(Provided records)
◆ ◆ ◆ ◆ ◆

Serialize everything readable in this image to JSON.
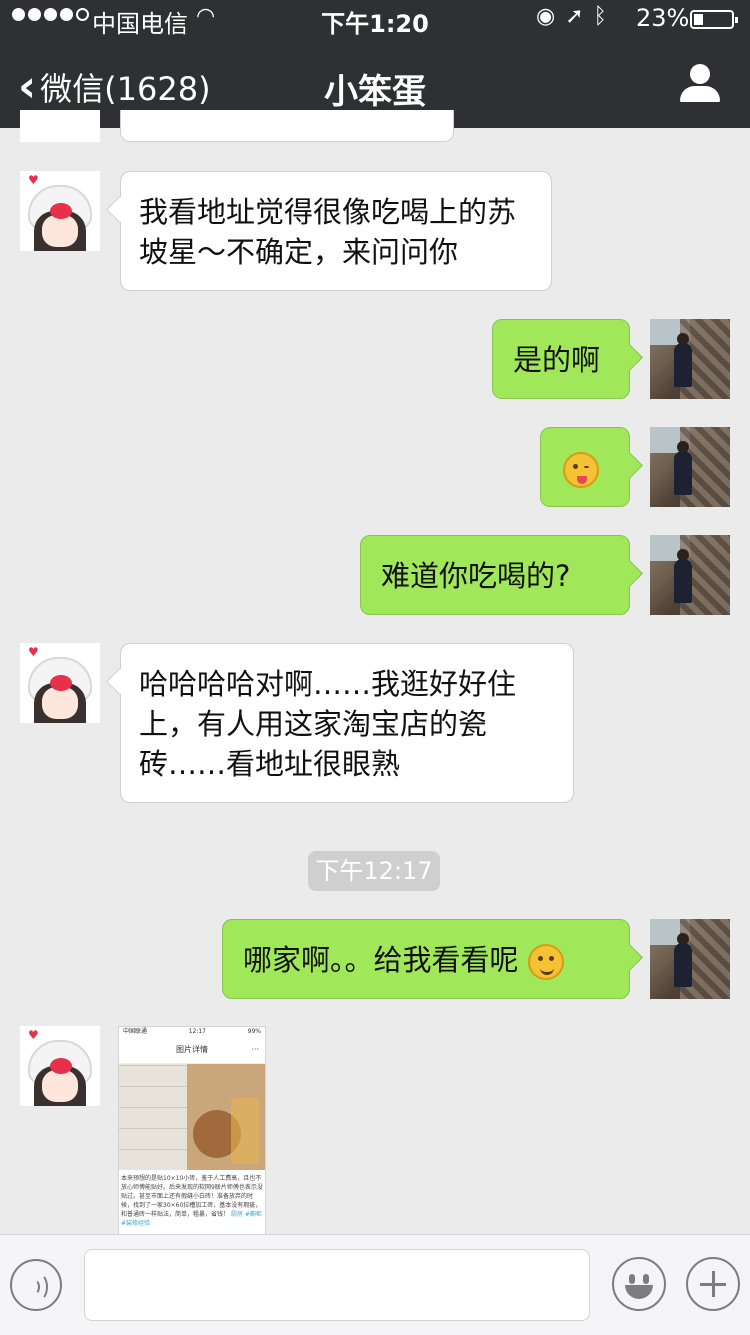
{
  "status_bar": {
    "carrier": "中国电信",
    "time": "下午1:20",
    "battery": "23%",
    "battery_level": 0.23,
    "icons": [
      "lock-rotation-icon",
      "location-icon",
      "bluetooth-icon"
    ]
  },
  "nav": {
    "back_label": "微信(1628)",
    "title": "小笨蛋"
  },
  "messages": [
    {
      "side": "left",
      "text": "我看地址觉得很像吃喝上的苏坡星～不确定，来问问你"
    },
    {
      "side": "right",
      "text": "是的啊"
    },
    {
      "side": "right",
      "emoji": "winking-tongue-emoji"
    },
    {
      "side": "right",
      "text": "难道你吃喝的?"
    },
    {
      "side": "left",
      "text": "哈哈哈哈对啊……我逛好好住上，有人用这家淘宝店的瓷砖……看地址很眼熟"
    },
    {
      "side": "right",
      "text": "哪家啊。。给我看看呢",
      "emoji": "smile-emoji"
    }
  ],
  "timestamp": "下午12:17",
  "shared_image": {
    "status": "中国联通",
    "time": "12:17",
    "battery": "99%",
    "title": "图片详情",
    "more": "···",
    "caption": "本来预想的是贴10×10小砖，鉴于人工费高，且也不放心师傅能贴好。后来发现的软网9联片师傅也表示没贴过。甚至市面上还有假缝小白砖！准备放弃的时候，找到了一家30×60拉槽加工砖，基本没有瑕疵，和普通砖一样贴法，简单，粗暴，省钱！",
    "tags": "厨房 #橱柜 #装修经验"
  },
  "input_bar": {
    "placeholder": ""
  },
  "colors": {
    "nav_bg": "#2f3033",
    "chat_bg": "#ebebeb",
    "sent_bubble": "#a0e75a",
    "received_bubble": "#ffffff"
  }
}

◆ ◆ ◆ ◆ ◆

Which lines contain the word "text"? Return each of them.

      "text": "我看地址觉得很像吃喝上的苏坡星～不确定，来问问你"
      "text": "是的啊"
      "text": "难道你吃喝的?"
      "text": "哈哈哈哈对啊……我逛好好住上，有人用这家淘宝店的瓷砖……看地址很眼熟"
      "text": "哪家啊。。给我看看呢",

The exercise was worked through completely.